▸ **Your goal**: Copy every record below exactly as written, but leave out the pictures.

▸ **Given records**:
# # #
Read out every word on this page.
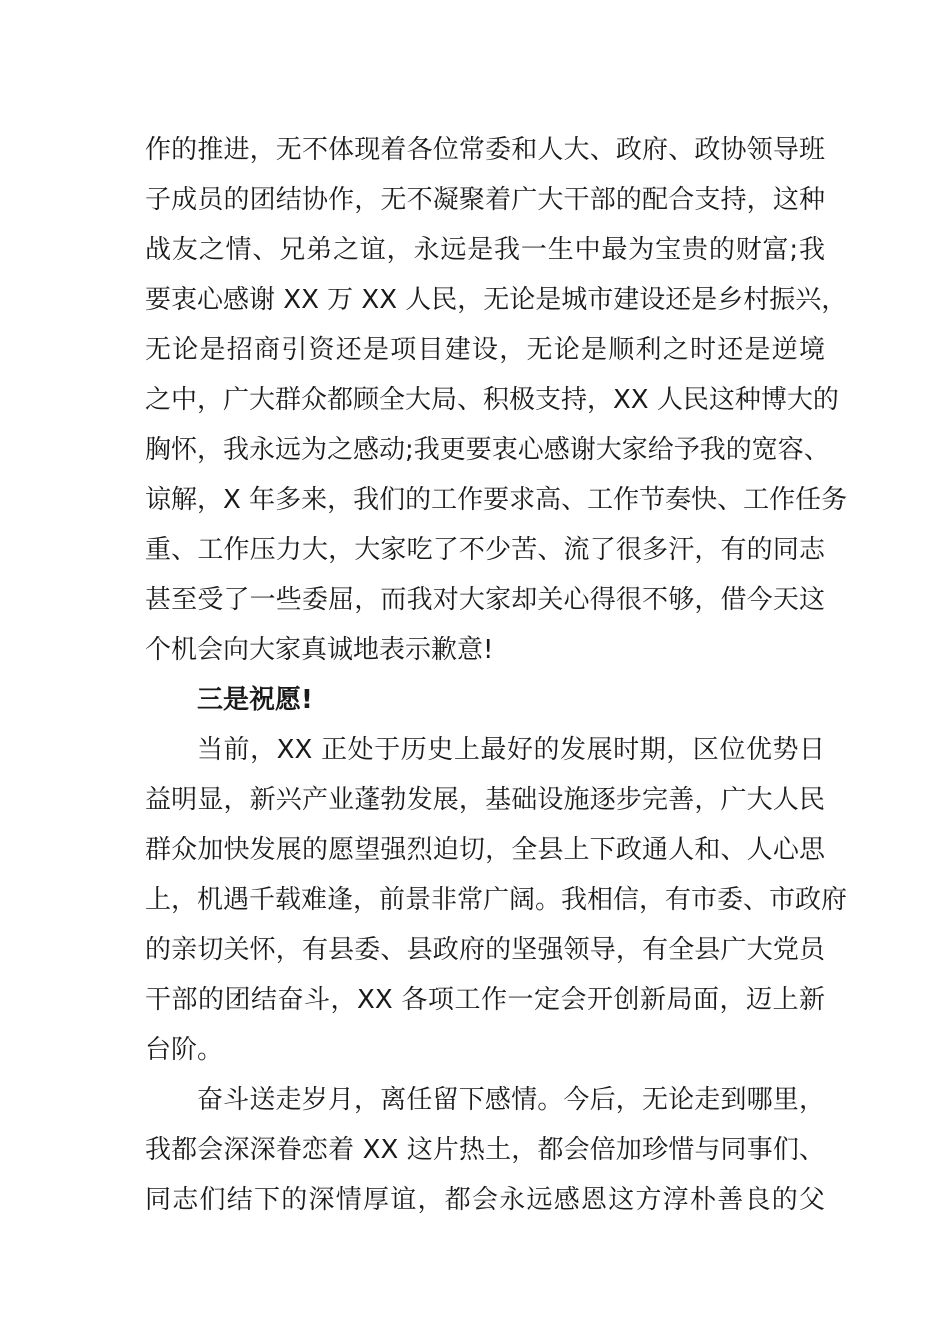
作的推进，无不体现着各位常委和人大、政府、政协领导班
子成员的团结协作，无不凝聚着广大干部的配合支持，这种
战友之情、兄弟之谊，永远是我一生中最为宝贵的财富;我
要衷心感谢 XX 万 XX 人民，无论是城市建设还是乡村振兴，
无论是招商引资还是项目建设，无论是顺利之时还是逆境
之中，广大群众都顾全大局、积极支持，XX 人民这种博大的
胸怀，我永远为之感动;我更要衷心感谢大家给予我的宽容、
谅解，X 年多来，我们的工作要求高、工作节奏快、工作任务
重、工作压力大，大家吃了不少苦、流了很多汗，有的同志
甚至受了一些委屈，而我对大家却关心得很不够，借今天这
个机会向大家真诚地表示歉意!
三是祝愿!
当前，XX 正处于历史上最好的发展时期，区位优势日
益明显，新兴产业蓬勃发展，基础设施逐步完善，广大人民
群众加快发展的愿望强烈迫切，全县上下政通人和、人心思
上，机遇千载难逢，前景非常广阔。我相信，有市委、市政府
的亲切关怀，有县委、县政府的坚强领导，有全县广大党员
干部的团结奋斗，XX 各项工作一定会开创新局面，迈上新
台阶。
奋斗送走岁月，离任留下感情。今后，无论走到哪里，
我都会深深眷恋着 XX 这片热土，都会倍加珍惜与同事们、
同志们结下的深情厚谊，都会永远感恩这方淳朴善良的父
# # #
▸ **Answer for this exercise**:
Read out every word on this page.
作的推进，无不体现着各位常委和人大、政府、政协领导班
子成员的团结协作，无不凝聚着广大干部的配合支持，这种
战友之情、兄弟之谊，永远是我一生中最为宝贵的财富;我
要衷心感谢 XX 万 XX 人民，无论是城市建设还是乡村振兴，
无论是招商引资还是项目建设，无论是顺利之时还是逆境
之中，广大群众都顾全大局、积极支持，XX 人民这种博大的
胸怀，我永远为之感动;我更要衷心感谢大家给予我的宽容、
谅解，X 年多来，我们的工作要求高、工作节奏快、工作任务
重、工作压力大，大家吃了不少苦、流了很多汗，有的同志
甚至受了一些委屈，而我对大家却关心得很不够，借今天这
个机会向大家真诚地表示歉意!
三是祝愿!
当前，XX 正处于历史上最好的发展时期，区位优势日
益明显，新兴产业蓬勃发展，基础设施逐步完善，广大人民
群众加快发展的愿望强烈迫切，全县上下政通人和、人心思
上，机遇千载难逢，前景非常广阔。我相信，有市委、市政府
的亲切关怀，有县委、县政府的坚强领导，有全县广大党员
干部的团结奋斗，XX 各项工作一定会开创新局面，迈上新
台阶。
奋斗送走岁月，离任留下感情。今后，无论走到哪里，
我都会深深眷恋着 XX 这片热土，都会倍加珍惜与同事们、
同志们结下的深情厚谊，都会永远感恩这方淳朴善良的父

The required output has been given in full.